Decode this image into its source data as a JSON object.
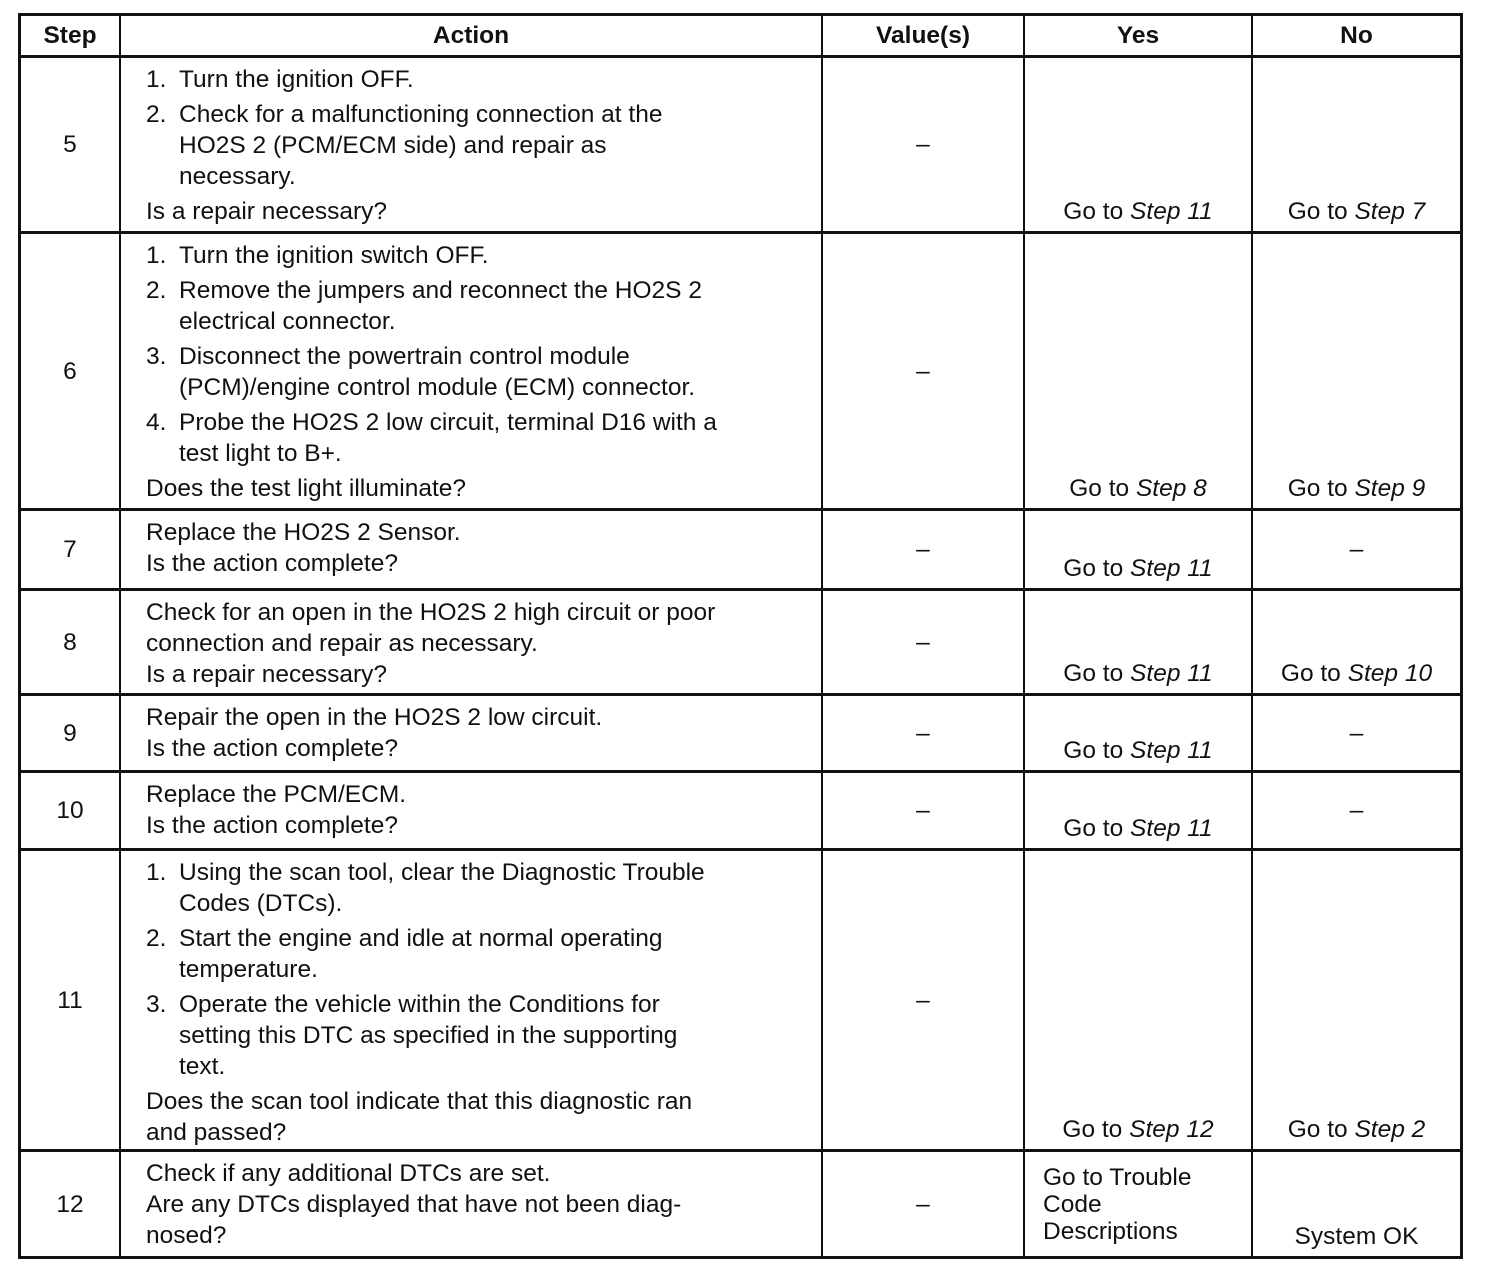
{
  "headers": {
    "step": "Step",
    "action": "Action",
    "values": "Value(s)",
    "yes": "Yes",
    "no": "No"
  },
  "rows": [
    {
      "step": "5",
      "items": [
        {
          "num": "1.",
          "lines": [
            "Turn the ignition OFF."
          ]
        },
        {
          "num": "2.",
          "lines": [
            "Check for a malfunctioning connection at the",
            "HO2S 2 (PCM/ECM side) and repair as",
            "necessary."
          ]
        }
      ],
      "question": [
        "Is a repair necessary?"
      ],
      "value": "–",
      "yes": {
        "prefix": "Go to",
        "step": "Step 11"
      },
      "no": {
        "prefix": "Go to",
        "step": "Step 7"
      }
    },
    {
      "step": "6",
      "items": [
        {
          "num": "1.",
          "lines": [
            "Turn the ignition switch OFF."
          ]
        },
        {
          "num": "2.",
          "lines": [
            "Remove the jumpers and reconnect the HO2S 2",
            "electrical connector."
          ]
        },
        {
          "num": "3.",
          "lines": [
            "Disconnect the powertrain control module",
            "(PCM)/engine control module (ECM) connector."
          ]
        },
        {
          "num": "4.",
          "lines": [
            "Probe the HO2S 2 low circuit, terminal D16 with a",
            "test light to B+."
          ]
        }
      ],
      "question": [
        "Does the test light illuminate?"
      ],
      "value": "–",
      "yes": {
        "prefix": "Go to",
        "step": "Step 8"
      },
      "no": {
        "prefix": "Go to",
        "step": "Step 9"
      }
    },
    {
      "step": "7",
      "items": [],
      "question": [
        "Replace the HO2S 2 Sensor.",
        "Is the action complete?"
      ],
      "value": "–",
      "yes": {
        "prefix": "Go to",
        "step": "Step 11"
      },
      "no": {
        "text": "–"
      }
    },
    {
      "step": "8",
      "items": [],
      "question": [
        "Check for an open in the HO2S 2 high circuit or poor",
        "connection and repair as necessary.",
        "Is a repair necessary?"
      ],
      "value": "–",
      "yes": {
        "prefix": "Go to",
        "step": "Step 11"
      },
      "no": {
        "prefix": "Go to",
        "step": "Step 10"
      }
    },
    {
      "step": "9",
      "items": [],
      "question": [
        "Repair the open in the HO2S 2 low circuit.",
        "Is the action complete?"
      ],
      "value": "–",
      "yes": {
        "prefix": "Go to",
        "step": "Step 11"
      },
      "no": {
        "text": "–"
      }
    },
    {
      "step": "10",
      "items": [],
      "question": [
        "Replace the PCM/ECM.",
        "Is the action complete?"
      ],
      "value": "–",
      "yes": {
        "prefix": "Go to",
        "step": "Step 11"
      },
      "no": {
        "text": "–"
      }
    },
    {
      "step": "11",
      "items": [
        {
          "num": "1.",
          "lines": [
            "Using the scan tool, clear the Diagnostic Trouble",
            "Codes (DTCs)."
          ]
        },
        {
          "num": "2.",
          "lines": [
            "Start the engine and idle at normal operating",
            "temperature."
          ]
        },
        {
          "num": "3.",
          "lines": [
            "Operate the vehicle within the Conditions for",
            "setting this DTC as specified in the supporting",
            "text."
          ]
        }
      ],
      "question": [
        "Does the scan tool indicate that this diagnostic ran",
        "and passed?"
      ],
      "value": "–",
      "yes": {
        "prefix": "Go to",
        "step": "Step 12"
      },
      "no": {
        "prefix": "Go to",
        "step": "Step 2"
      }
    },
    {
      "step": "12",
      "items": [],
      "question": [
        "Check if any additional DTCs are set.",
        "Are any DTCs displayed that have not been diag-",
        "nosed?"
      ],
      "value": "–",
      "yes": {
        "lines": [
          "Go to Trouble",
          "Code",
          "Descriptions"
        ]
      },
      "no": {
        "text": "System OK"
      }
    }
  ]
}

++++

Across the preceding material, how many lines contain the word "control"? State the number alone.

→ **The result**
2